▶ [Your objective]: Could you write out every entry exactly as it stands?

** Start of Data for this task **

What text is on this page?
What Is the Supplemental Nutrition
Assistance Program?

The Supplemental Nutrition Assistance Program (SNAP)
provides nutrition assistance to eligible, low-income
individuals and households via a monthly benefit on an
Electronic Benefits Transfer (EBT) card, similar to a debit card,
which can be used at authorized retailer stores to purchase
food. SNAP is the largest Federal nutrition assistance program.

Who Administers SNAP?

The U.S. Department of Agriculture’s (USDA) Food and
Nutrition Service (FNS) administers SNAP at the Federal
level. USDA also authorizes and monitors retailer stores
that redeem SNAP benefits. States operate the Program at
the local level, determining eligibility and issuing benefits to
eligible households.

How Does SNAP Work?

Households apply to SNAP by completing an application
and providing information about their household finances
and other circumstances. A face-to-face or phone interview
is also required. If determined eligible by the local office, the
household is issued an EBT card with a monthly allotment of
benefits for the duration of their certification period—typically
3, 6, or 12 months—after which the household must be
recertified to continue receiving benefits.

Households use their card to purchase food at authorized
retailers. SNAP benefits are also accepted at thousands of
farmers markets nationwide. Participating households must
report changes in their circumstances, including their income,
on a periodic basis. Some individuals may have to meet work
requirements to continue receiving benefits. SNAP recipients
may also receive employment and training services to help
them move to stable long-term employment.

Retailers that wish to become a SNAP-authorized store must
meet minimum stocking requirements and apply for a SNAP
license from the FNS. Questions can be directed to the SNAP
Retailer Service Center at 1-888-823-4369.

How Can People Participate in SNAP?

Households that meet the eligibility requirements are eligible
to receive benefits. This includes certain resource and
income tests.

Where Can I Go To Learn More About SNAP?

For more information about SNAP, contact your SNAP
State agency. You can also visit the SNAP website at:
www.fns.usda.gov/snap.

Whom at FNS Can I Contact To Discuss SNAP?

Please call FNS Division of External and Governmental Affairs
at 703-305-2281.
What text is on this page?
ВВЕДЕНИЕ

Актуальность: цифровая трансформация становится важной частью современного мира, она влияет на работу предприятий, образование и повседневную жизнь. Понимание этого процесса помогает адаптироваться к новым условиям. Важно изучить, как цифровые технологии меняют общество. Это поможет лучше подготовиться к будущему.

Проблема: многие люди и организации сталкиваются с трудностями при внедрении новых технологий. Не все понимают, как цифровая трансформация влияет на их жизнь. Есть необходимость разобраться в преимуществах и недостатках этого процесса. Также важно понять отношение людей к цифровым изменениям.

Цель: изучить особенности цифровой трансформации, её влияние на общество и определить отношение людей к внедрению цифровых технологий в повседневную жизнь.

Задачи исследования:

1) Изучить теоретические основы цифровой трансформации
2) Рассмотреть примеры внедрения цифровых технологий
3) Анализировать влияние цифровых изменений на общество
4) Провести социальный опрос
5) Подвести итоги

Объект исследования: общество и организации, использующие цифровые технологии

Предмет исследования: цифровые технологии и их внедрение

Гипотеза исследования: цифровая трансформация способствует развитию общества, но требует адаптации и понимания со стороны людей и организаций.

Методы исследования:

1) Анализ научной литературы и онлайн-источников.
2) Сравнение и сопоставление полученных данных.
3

** End of Data for this task **

▶ [Task response]:
What text is on this page?
What Is the Supplemental Nutrition
Assistance Program?

The Supplemental Nutrition Assistance Program (SNAP)
provides nutrition assistance to eligible, low-income
individuals and households via a monthly benefit on an
Electronic Benefits Transfer (EBT) card, similar to a debit card,
which can be used at authorized retailer stores to purchase
food. SNAP is the largest Federal nutrition assistance program.

Who Administers SNAP?

The U.S. Department of Agriculture’s (USDA) Food and
Nutrition Service (FNS) administers SNAP at the Federal
level. USDA also authorizes and monitors retailer stores
that redeem SNAP benefits. States operate the Program at
the local level, determining eligibility and issuing benefits to
eligible households.

How Does SNAP Work?

Households apply to SNAP by completing an application
and providing information about their household finances
and other circumstances. A face-to-face or phone interview
is also required. If determined eligible by the local office, the
household is issued an EBT card with a monthly allotment of
benefits for the duration of their certification period—typically
3, 6, or 12 months—after which the household must be
recertified to continue receiving benefits.

Households use their card to purchase food at authorized
retailers. SNAP benefits are also accepted at thousands of
farmers markets nationwide. Participating households must
report changes in their circumstances, including their income,
on a periodic basis. Some individuals may have to meet work
requirements to continue receiving benefits. SNAP recipients
may also receive employment and training services to help
them move to stable long-term employment.

Retailers that wish to become a SNAP-authorized store must
meet minimum stocking requirements and apply for a SNAP
license from the FNS. Questions can be directed to the SNAP
Retailer Service Center at 1-888-823-4369.

How Can People Participate in SNAP?

Households that meet the eligibility requirements are eligible
to receive benefits. This includes certain resource and
income tests.

Where Can I Go To Learn More About SNAP?

For more information about SNAP, contact your SNAP
State agency. You can also visit the SNAP website at:
www.fns.usda.gov/snap.

Whom at FNS Can I Contact To Discuss SNAP?

Please call FNS Division of External and Governmental Affairs
at 703-305-2281.
What text is on this page?
ВВЕДЕНИЕ

Актуальность: цифровая трансформация становится важной частью современного мира, она влияет на работу предприятий, образование и повседневную жизнь. Понимание этого процесса помогает адаптироваться к новым условиям. Важно изучить, как цифровые технологии меняют общество. Это поможет лучше подготовиться к будущему.

Проблема: многие люди и организации сталкиваются с трудностями при внедрении новых технологий. Не все понимают, как цифровая трансформация влияет на их жизнь. Есть необходимость разобраться в преимуществах и недостатках этого процесса. Также важно понять отношение людей к цифровым изменениям.

Цель: изучить особенности цифровой трансформации, её влияние на общество и определить отношение людей к внедрению цифровых технологий в повседневную жизнь.

Задачи исследования:

1) Изучить теоретические основы цифровой трансформации
2) Рассмотреть примеры внедрения цифровых технологий
3) Анализировать влияние цифровых изменений на общество
4) Провести социальный опрос
5) Подвести итоги

Объект исследования: общество и организации, использующие цифровые технологии

Предмет исследования: цифровые технологии и их внедрение

Гипотеза исследования: цифровая трансформация способствует развитию общества, но требует адаптации и понимания со стороны людей и организаций.

Методы исследования:

1) Анализ научной литературы и онлайн-источников.
2) Сравнение и сопоставление полученных данных.
3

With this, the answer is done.